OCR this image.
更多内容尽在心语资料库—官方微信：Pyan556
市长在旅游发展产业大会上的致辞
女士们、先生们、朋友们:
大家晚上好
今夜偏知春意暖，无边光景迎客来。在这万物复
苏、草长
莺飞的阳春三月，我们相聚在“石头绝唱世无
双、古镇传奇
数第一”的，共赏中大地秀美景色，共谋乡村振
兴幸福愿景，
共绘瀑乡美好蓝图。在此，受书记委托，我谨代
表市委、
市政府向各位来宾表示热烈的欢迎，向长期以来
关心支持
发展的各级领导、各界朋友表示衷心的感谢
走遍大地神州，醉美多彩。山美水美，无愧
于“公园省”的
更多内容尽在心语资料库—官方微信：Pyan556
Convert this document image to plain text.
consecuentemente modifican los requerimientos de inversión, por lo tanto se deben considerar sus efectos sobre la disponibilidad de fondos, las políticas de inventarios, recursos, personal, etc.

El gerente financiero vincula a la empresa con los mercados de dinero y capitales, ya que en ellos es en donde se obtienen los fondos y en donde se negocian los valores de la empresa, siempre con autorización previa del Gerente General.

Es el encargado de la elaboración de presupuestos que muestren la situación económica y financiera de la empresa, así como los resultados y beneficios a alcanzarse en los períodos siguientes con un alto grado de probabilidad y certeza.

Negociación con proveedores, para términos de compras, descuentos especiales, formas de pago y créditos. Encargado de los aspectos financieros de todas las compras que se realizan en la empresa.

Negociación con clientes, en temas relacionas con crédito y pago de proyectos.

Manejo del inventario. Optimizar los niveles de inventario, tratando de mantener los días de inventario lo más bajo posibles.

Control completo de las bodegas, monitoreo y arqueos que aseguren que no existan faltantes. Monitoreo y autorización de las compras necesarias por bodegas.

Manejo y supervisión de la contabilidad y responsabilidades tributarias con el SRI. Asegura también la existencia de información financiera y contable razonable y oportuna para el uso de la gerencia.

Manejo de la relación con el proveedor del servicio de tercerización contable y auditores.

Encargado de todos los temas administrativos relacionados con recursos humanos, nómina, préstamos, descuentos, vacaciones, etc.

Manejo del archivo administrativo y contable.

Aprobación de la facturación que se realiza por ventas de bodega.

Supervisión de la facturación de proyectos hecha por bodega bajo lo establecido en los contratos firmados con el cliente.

:::::

▸ TASK GOAL
Identify the lines in the entries above that contain "contable", then copy them out.

▸ EXERCISE RESULT
Manejo y supervisión de la contabilidad y responsabilidades tributarias con el SRI. Asegura también la existencia de información financiera y contable razonable y oportuna para el uso de la gerencia.
Manejo de la relación con el proveedor del servicio de tercerización contable y auditores.
Manejo del archivo administrativo y contable.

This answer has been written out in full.